PROBLEM STATEMENT
Reproduce each line that includes the word "Support".

○ ○ ○ ○ ○ ○ ○

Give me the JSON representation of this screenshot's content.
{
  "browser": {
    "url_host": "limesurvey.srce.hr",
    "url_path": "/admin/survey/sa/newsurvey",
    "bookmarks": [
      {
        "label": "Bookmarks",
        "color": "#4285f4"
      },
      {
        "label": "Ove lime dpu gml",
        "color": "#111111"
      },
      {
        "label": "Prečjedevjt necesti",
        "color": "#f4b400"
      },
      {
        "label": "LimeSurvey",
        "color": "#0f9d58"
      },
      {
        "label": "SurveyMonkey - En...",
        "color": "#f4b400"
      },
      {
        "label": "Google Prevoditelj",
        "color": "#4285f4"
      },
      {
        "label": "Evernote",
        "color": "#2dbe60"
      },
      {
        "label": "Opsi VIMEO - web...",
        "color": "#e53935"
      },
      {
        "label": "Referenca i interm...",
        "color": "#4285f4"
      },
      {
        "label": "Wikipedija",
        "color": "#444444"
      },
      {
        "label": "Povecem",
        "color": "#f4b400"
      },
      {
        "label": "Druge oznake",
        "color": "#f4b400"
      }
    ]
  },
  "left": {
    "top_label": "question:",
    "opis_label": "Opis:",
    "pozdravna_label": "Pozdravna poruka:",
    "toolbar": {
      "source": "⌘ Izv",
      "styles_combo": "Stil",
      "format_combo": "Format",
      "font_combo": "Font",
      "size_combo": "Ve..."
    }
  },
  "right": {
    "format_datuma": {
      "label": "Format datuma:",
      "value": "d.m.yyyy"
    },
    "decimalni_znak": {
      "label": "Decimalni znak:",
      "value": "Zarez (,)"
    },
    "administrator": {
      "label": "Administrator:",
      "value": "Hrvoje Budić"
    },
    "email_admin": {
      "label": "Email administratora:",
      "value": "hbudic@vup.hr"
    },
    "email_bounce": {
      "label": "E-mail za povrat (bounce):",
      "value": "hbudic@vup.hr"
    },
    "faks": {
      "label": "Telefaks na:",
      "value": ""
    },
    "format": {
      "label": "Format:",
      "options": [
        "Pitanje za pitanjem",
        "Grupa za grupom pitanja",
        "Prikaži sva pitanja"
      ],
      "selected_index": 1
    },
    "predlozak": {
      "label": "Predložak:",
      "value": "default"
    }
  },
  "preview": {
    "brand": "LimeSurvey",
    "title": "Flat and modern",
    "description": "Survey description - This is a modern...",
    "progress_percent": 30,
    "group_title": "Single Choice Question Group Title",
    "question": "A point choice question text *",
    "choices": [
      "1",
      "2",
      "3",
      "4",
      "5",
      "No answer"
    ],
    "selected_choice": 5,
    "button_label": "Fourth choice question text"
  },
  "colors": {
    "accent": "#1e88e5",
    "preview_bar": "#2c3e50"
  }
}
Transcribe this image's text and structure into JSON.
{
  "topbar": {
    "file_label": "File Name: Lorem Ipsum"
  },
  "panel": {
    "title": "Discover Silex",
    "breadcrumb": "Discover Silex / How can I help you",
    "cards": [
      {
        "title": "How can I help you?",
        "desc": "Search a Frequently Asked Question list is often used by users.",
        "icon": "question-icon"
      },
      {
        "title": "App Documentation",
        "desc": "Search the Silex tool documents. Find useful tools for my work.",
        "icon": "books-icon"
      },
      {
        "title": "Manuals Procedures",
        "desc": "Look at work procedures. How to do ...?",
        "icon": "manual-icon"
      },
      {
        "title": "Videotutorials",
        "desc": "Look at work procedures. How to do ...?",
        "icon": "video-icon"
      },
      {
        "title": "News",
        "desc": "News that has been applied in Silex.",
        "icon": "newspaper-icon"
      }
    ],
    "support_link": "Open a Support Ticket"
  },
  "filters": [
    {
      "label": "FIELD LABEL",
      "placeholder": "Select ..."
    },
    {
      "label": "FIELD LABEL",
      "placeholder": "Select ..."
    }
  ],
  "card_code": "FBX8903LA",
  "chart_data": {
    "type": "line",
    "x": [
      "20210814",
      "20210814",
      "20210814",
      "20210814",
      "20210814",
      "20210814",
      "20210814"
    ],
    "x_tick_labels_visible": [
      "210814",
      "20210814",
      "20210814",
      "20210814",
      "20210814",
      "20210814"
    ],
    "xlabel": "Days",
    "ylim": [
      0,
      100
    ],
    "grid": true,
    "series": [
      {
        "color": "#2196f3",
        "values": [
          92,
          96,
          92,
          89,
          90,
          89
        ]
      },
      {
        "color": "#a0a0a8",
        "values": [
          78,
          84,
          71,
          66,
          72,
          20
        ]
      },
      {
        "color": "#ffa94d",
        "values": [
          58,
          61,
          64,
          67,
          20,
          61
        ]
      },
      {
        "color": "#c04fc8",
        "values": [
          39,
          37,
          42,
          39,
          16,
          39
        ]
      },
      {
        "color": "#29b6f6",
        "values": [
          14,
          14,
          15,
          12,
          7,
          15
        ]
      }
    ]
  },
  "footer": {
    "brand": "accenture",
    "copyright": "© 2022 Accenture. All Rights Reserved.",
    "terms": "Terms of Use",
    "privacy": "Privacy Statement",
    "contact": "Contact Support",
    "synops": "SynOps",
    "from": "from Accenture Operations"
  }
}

○ ○ ○ ○ ○ ○ ○

EXPECTED ANSWER
    "support_link": "Open a Support Ticket"
    "contact": "Contact Support",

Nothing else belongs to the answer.